Leave out the pictures and copy the remaining records exactly.

» Extracted entries:
-- Start --

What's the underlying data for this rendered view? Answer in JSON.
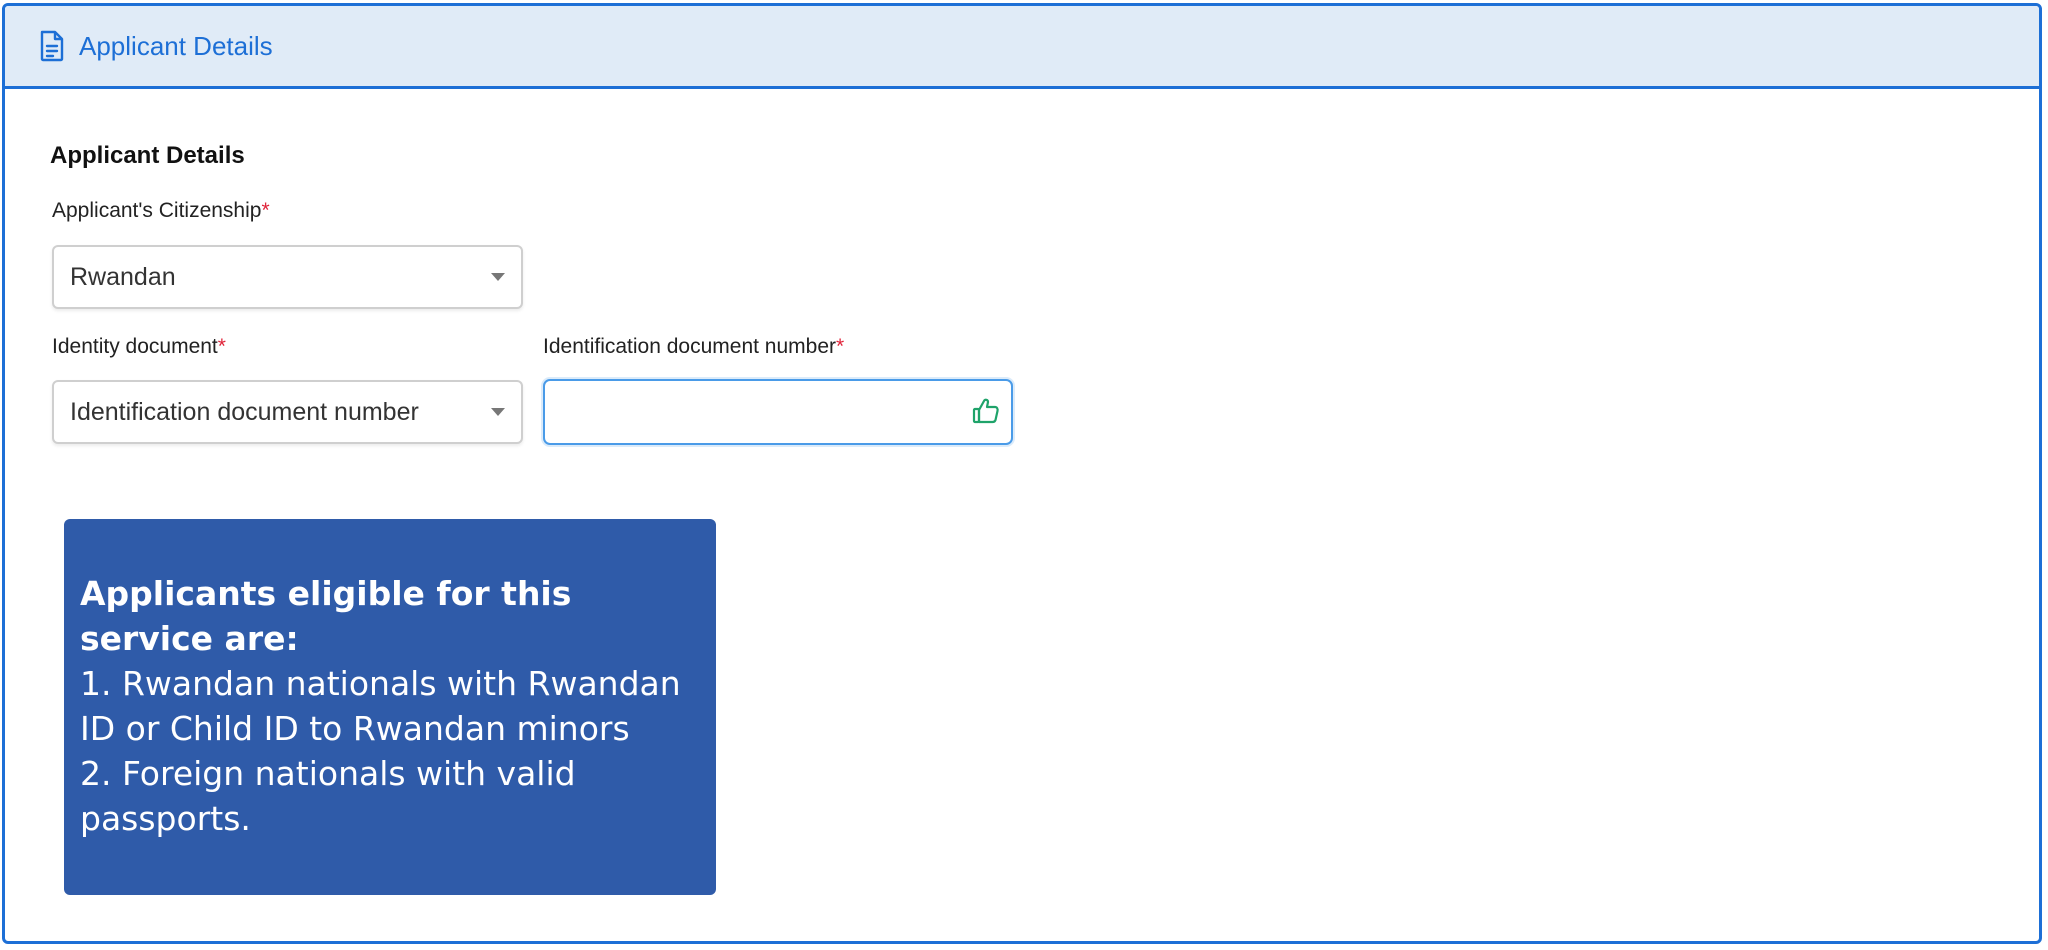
{
  "header": {
    "title": "Applicant Details",
    "icon": "document-icon",
    "accent_color": "#1d6fd6"
  },
  "section": {
    "title": "Applicant Details"
  },
  "fields": {
    "citizenship": {
      "label": "Applicant's Citizenship",
      "required_mark": "*",
      "value": "Rwandan"
    },
    "identity_document": {
      "label": "Identity document",
      "required_mark": "*",
      "value": "Identification document number"
    },
    "id_number": {
      "label": "Identification document number",
      "required_mark": "*",
      "value": "",
      "status_icon": "thumbs-up-icon"
    }
  },
  "tooltip": {
    "heading": "Applicants eligible for this service are:",
    "lines": [
      "1. Rwandan nationals with Rwandan ID or Child ID to Rwandan minors",
      "2. Foreign nationals with valid passports."
    ],
    "background_color": "#2f5ba9"
  }
}
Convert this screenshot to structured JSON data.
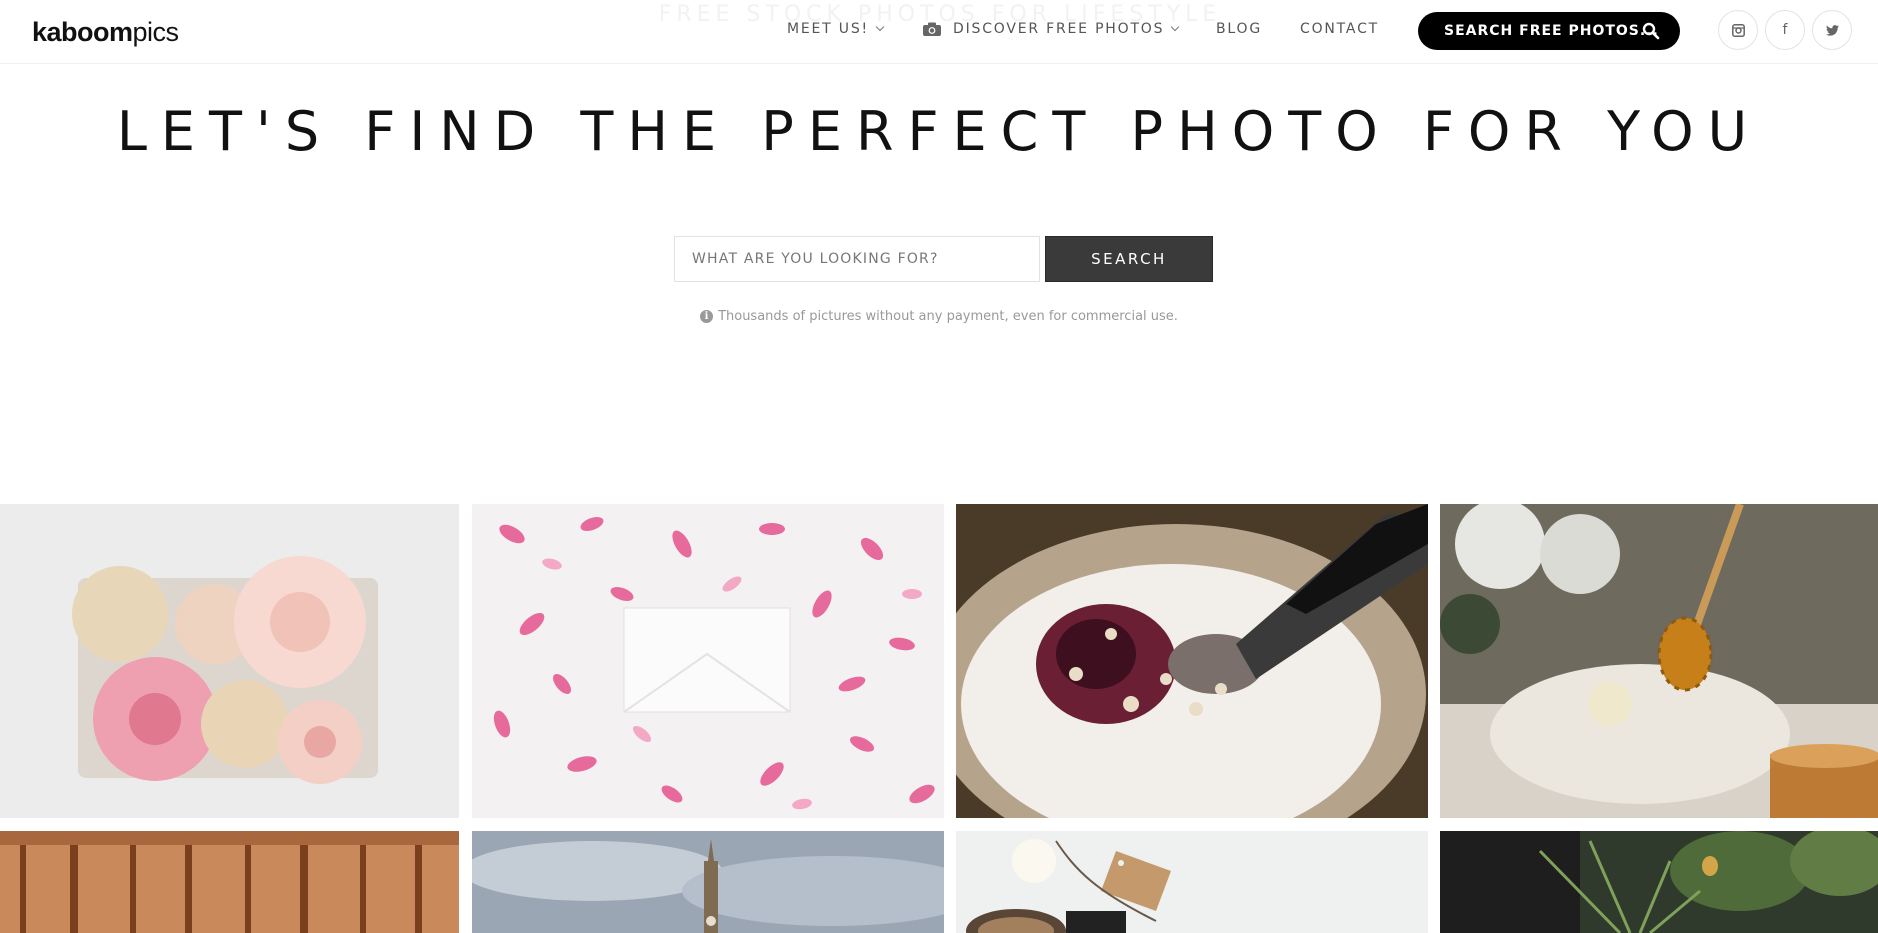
{
  "header": {
    "logo_bold": "kaboom",
    "logo_light": "pics",
    "ghost_text": "FREE STOCK PHOTOS FOR LIFESTYLE",
    "nav": {
      "meet_us": "MEET US!",
      "discover": "DISCOVER FREE PHOTOS",
      "blog": "BLOG",
      "contact": "CONTACT"
    },
    "search_pill": "SEARCH FREE PHOTOS...",
    "social": {
      "instagram": "◙",
      "facebook": "f",
      "twitter": "t"
    }
  },
  "hero": {
    "title": "LET'S FIND THE PERFECT PHOTO FOR YOU",
    "search_placeholder": "WHAT ARE YOU LOOKING FOR?",
    "search_button": "SEARCH",
    "info_text": "Thousands of pictures without any payment, even for commercial use."
  },
  "photos": [
    {
      "name": "photo-flower-box",
      "accent": "#f2c6c6"
    },
    {
      "name": "photo-pink-petals-envelope",
      "accent": "#e26a9a"
    },
    {
      "name": "photo-yogurt-jam-spoon",
      "accent": "#6b1f34"
    },
    {
      "name": "photo-honey-dipper",
      "accent": "#c88a2a"
    },
    {
      "name": "photo-rusty-wall",
      "accent": "#b06a38"
    },
    {
      "name": "photo-tower-sky",
      "accent": "#8c97a5"
    },
    {
      "name": "photo-twine-tag",
      "accent": "#c49a6c"
    },
    {
      "name": "photo-plants",
      "accent": "#3e5a33"
    }
  ]
}
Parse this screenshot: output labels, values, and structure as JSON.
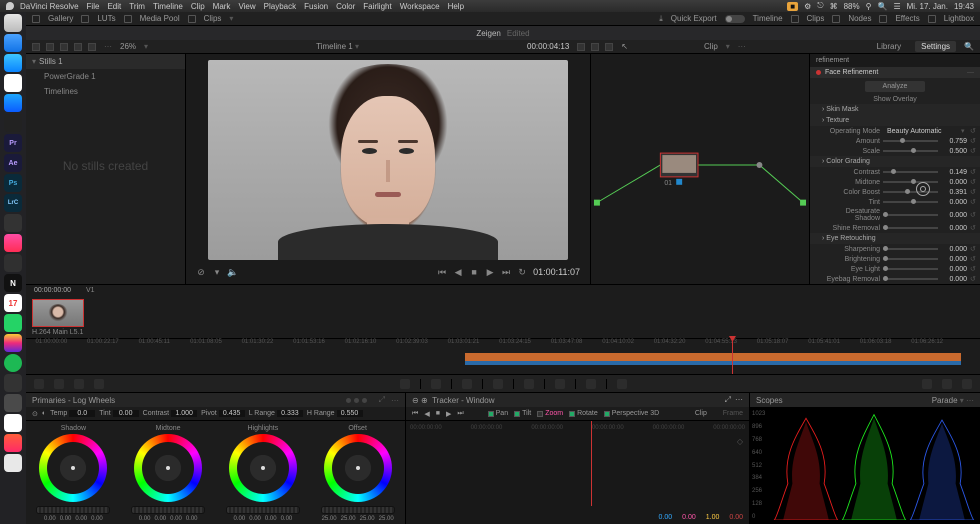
{
  "mac_menu": {
    "app": "DaVinci Resolve",
    "items": [
      "File",
      "Edit",
      "Trim",
      "Timeline",
      "Clip",
      "Mark",
      "View",
      "Playback",
      "Fusion",
      "Color",
      "Fairlight",
      "Workspace",
      "Help"
    ],
    "right": [
      "88%",
      "Mi. 17. Jan.",
      "19:43"
    ]
  },
  "topbar": {
    "items": [
      "Gallery",
      "LUTs",
      "Media Pool",
      "Clips"
    ],
    "right": [
      "Quick Export",
      "Timeline",
      "Clips",
      "Nodes",
      "Effects",
      "Lightbox"
    ]
  },
  "titlebar": {
    "name": "Zeigen",
    "status": "Edited"
  },
  "toolbar2": {
    "zoom": "26%",
    "timeline": "Timeline 1",
    "tc": "00:00:04:13",
    "clip": "Clip",
    "tabs": [
      "Library",
      "Settings"
    ],
    "active": "Settings"
  },
  "stills": {
    "hdr": "Stills 1",
    "rows": [
      "PowerGrade 1",
      "Timelines"
    ],
    "empty": "No stills created"
  },
  "viewer": {
    "tc": "01:00:11:07"
  },
  "nodes": {
    "id": "01"
  },
  "settings": {
    "search": "refinement",
    "section": "Face Refinement",
    "analyze": "Analyze",
    "overlay": "Show Overlay",
    "groups": [
      {
        "name": "Skin Mask"
      },
      {
        "name": "Texture",
        "params": [
          {
            "label": "Operating Mode",
            "mode": "Beauty Automatic"
          },
          {
            "label": "Amount",
            "val": "0.759",
            "pos": 30
          },
          {
            "label": "Scale",
            "val": "0.500",
            "pos": 50
          }
        ]
      },
      {
        "name": "Color Grading",
        "params": [
          {
            "label": "Contrast",
            "val": "0.149",
            "pos": 15
          },
          {
            "label": "Midtone",
            "val": "0.000",
            "pos": 50
          },
          {
            "label": "Color Boost",
            "val": "0.391",
            "pos": 40
          },
          {
            "label": "Tint",
            "val": "0.000",
            "pos": 50
          },
          {
            "label": "Desaturate Shadow",
            "val": "0.000",
            "pos": 0
          },
          {
            "label": "Shine Removal",
            "val": "0.000",
            "pos": 0
          }
        ]
      },
      {
        "name": "Eye Retouching",
        "params": [
          {
            "label": "Sharpening",
            "val": "0.000",
            "pos": 0
          },
          {
            "label": "Brightening",
            "val": "0.000",
            "pos": 0
          },
          {
            "label": "Eye Light",
            "val": "0.000",
            "pos": 0
          },
          {
            "label": "Eyebag Removal",
            "val": "0.000",
            "pos": 0
          }
        ]
      }
    ]
  },
  "thumb": {
    "tc": "00:00:00:00",
    "v": "V1",
    "name": "H.264 Main L5.1"
  },
  "timeline_ruler": [
    "01:00:00:00",
    "01:00:22:17",
    "01:00:45:11",
    "01:01:08:05",
    "01:01:30:22",
    "01:01:53:16",
    "01:02:16:10",
    "01:02:39:03",
    "01:03:01:21",
    "01:03:24:15",
    "01:03:47:08",
    "01:04:10:02",
    "01:04:32:20",
    "01:04:55:13",
    "01:05:18:07",
    "01:05:41:01",
    "01:06:03:18",
    "01:06:26:12"
  ],
  "wheels": {
    "title": "Primaries - Log Wheels",
    "globals": [
      {
        "l": "Temp",
        "v": "0.0"
      },
      {
        "l": "Tint",
        "v": "0.00"
      },
      {
        "l": "Contrast",
        "v": "1.000"
      },
      {
        "l": "Pivot",
        "v": "0.435"
      },
      {
        "l": "L Range",
        "v": "0.333"
      },
      {
        "l": "H Range",
        "v": "0.550"
      }
    ],
    "cells": [
      {
        "t": "Shadow",
        "n": [
          "0.00",
          "0.00",
          "0.00",
          "0.00"
        ]
      },
      {
        "t": "Midtone",
        "n": [
          "0.00",
          "0.00",
          "0.00",
          "0.00"
        ]
      },
      {
        "t": "Highlights",
        "n": [
          "0.00",
          "0.00",
          "0.00",
          "0.00"
        ]
      },
      {
        "t": "Offset",
        "n": [
          "25.00",
          "25.00",
          "25.00",
          "25.00"
        ]
      }
    ]
  },
  "tracker": {
    "title": "Tracker - Window",
    "opts": [
      "Pan",
      "Tilt",
      "Zoom",
      "Rotate",
      "Perspective 3D"
    ],
    "clip": "Clip",
    "frame": "Frame",
    "scale": [
      {
        "c": "#3af",
        "v": "0.00"
      },
      {
        "c": "#f5a",
        "v": "0.00"
      },
      {
        "c": "#fc4",
        "v": "1.00"
      },
      {
        "c": "#c44",
        "v": "0.00"
      }
    ]
  },
  "scopes": {
    "title": "Scopes",
    "mode": "Parade",
    "axis": [
      "1023",
      "896",
      "768",
      "640",
      "512",
      "384",
      "256",
      "128",
      "0"
    ]
  }
}
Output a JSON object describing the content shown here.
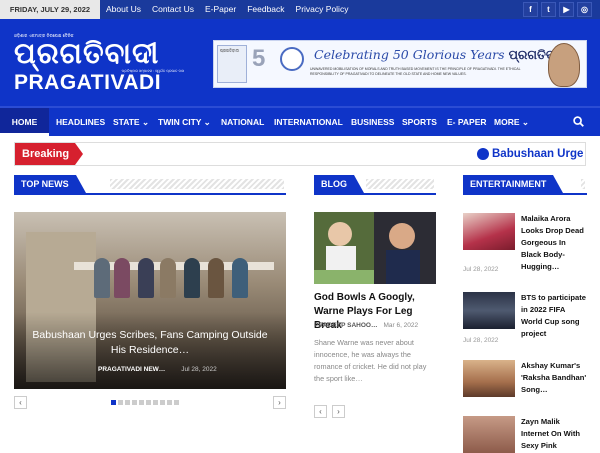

-- End --

» The completed task:
What's the underlying data for this rendered view? Answer in JSON.
{
  "header": {
    "title": "Applicant Details",
    "icon": "document-icon",
    "accent_color": "#1d6fd6"
  },
  "section": {
    "title": "Applicant Details"
  },
  "fields": {
    "citizenship": {
      "label": "Applicant's Citizenship",
      "required_mark": "*",
      "value": "Rwandan"
    },
    "identity_document": {
      "label": "Identity document",
      "required_mark": "*",
      "value": "Identification document number"
    },
    "id_number": {
      "label": "Identification document number",
      "required_mark": "*",
      "value": "",
      "status_icon": "thumbs-up-icon"
    }
  },
  "tooltip": {
    "heading": "Applicants eligible for this service are:",
    "lines": [
      "1. Rwandan nationals with Rwandan ID or Child ID to Rwandan minors",
      "2. Foreign nationals with valid passports."
    ],
    "background_color": "#2f5ba9"
  }
}
Convert this screenshot to structured JSON data.
{
  "header": {
    "logo_bold": "kaboom",
    "logo_light": "pics",
    "ghost_text": "FREE STOCK PHOTOS FOR LIFESTYLE",
    "nav": {
      "meet_us": "MEET US!",
      "discover": "DISCOVER FREE PHOTOS",
      "blog": "BLOG",
      "contact": "CONTACT"
    },
    "search_pill": "SEARCH FREE PHOTOS...",
    "social": {
      "instagram": "◙",
      "facebook": "f",
      "twitter": "t"
    }
  },
  "hero": {
    "title": "LET'S FIND THE PERFECT PHOTO FOR YOU",
    "search_placeholder": "WHAT ARE YOU LOOKING FOR?",
    "search_button": "SEARCH",
    "info_text": "Thousands of pictures without any payment, even for commercial use."
  },
  "photos": [
    {
      "name": "photo-flower-box",
      "accent": "#f2c6c6"
    },
    {
      "name": "photo-pink-petals-envelope",
      "accent": "#e26a9a"
    },
    {
      "name": "photo-yogurt-jam-spoon",
      "accent": "#6b1f34"
    },
    {
      "name": "photo-honey-dipper",
      "accent": "#c88a2a"
    },
    {
      "name": "photo-rusty-wall",
      "accent": "#b06a38"
    },
    {
      "name": "photo-tower-sky",
      "accent": "#8c97a5"
    },
    {
      "name": "photo-twine-tag",
      "accent": "#c49a6c"
    },
    {
      "name": "photo-plants",
      "accent": "#3e5a33"
    }
  ]
}
Parse this screenshot: output labels, values, and structure as JSON.
{
  "mac_menu": {
    "app": "DaVinci Resolve",
    "items": [
      "File",
      "Edit",
      "Trim",
      "Timeline",
      "Clip",
      "Mark",
      "View",
      "Playback",
      "Fusion",
      "Color",
      "Fairlight",
      "Workspace",
      "Help"
    ],
    "right": [
      "88%",
      "Mi. 17. Jan.",
      "19:43"
    ]
  },
  "topbar": {
    "items": [
      "Gallery",
      "LUTs",
      "Media Pool",
      "Clips"
    ],
    "right": [
      "Quick Export",
      "Timeline",
      "Clips",
      "Nodes",
      "Effects",
      "Lightbox"
    ]
  },
  "titlebar": {
    "name": "Zeigen",
    "status": "Edited"
  },
  "toolbar2": {
    "zoom": "26%",
    "timeline": "Timeline 1",
    "tc": "00:00:04:13",
    "clip": "Clip",
    "tabs": [
      "Library",
      "Settings"
    ],
    "active": "Settings"
  },
  "stills": {
    "hdr": "Stills 1",
    "rows": [
      "PowerGrade 1",
      "Timelines"
    ],
    "empty": "No stills created"
  },
  "viewer": {
    "tc": "01:00:11:07"
  },
  "nodes": {
    "id": "01"
  },
  "settings": {
    "search": "refinement",
    "section": "Face Refinement",
    "analyze": "Analyze",
    "overlay": "Show Overlay",
    "groups": [
      {
        "name": "Skin Mask"
      },
      {
        "name": "Texture",
        "params": [
          {
            "label": "Operating Mode",
            "mode": "Beauty Automatic"
          },
          {
            "label": "Amount",
            "val": "0.759",
            "pos": 30
          },
          {
            "label": "Scale",
            "val": "0.500",
            "pos": 50
          }
        ]
      },
      {
        "name": "Color Grading",
        "params": [
          {
            "label": "Contrast",
            "val": "0.149",
            "pos": 15
          },
          {
            "label": "Midtone",
            "val": "0.000",
            "pos": 50
          },
          {
            "label": "Color Boost",
            "val": "0.391",
            "pos": 40
          },
          {
            "label": "Tint",
            "val": "0.000",
            "pos": 50
          },
          {
            "label": "Desaturate Shadow",
            "val": "0.000",
            "pos": 0
          },
          {
            "label": "Shine Removal",
            "val": "0.000",
            "pos": 0
          }
        ]
      },
      {
        "name": "Eye Retouching",
        "params": [
          {
            "label": "Sharpening",
            "val": "0.000",
            "pos": 0
          },
          {
            "label": "Brightening",
            "val": "0.000",
            "pos": 0
          },
          {
            "label": "Eye Light",
            "val": "0.000",
            "pos": 0
          },
          {
            "label": "Eyebag Removal",
            "val": "0.000",
            "pos": 0
          }
        ]
      }
    ]
  },
  "thumb": {
    "tc": "00:00:00:00",
    "v": "V1",
    "name": "H.264 Main L5.1"
  },
  "timeline_ruler": [
    "01:00:00:00",
    "01:00:22:17",
    "01:00:45:11",
    "01:01:08:05",
    "01:01:30:22",
    "01:01:53:16",
    "01:02:16:10",
    "01:02:39:03",
    "01:03:01:21",
    "01:03:24:15",
    "01:03:47:08",
    "01:04:10:02",
    "01:04:32:20",
    "01:04:55:13",
    "01:05:18:07",
    "01:05:41:01",
    "01:06:03:18",
    "01:06:26:12"
  ],
  "wheels": {
    "title": "Primaries - Log Wheels",
    "globals": [
      {
        "l": "Temp",
        "v": "0.0"
      },
      {
        "l": "Tint",
        "v": "0.00"
      },
      {
        "l": "Contrast",
        "v": "1.000"
      },
      {
        "l": "Pivot",
        "v": "0.435"
      },
      {
        "l": "L Range",
        "v": "0.333"
      },
      {
        "l": "H Range",
        "v": "0.550"
      }
    ],
    "cells": [
      {
        "t": "Shadow",
        "n": [
          "0.00",
          "0.00",
          "0.00",
          "0.00"
        ]
      },
      {
        "t": "Midtone",
        "n": [
          "0.00",
          "0.00",
          "0.00",
          "0.00"
        ]
      },
      {
        "t": "Highlights",
        "n": [
          "0.00",
          "0.00",
          "0.00",
          "0.00"
        ]
      },
      {
        "t": "Offset",
        "n": [
          "25.00",
          "25.00",
          "25.00",
          "25.00"
        ]
      }
    ]
  },
  "tracker": {
    "title": "Tracker - Window",
    "opts": [
      "Pan",
      "Tilt",
      "Zoom",
      "Rotate",
      "Perspective 3D"
    ],
    "clip": "Clip",
    "frame": "Frame",
    "scale": [
      {
        "c": "#3af",
        "v": "0.00"
      },
      {
        "c": "#f5a",
        "v": "0.00"
      },
      {
        "c": "#fc4",
        "v": "1.00"
      },
      {
        "c": "#c44",
        "v": "0.00"
      }
    ]
  },
  "scopes": {
    "title": "Scopes",
    "mode": "Parade",
    "axis": [
      "1023",
      "896",
      "768",
      "640",
      "512",
      "384",
      "256",
      "128",
      "0"
    ]
  }
}
Output a JSON object describing the content shown here.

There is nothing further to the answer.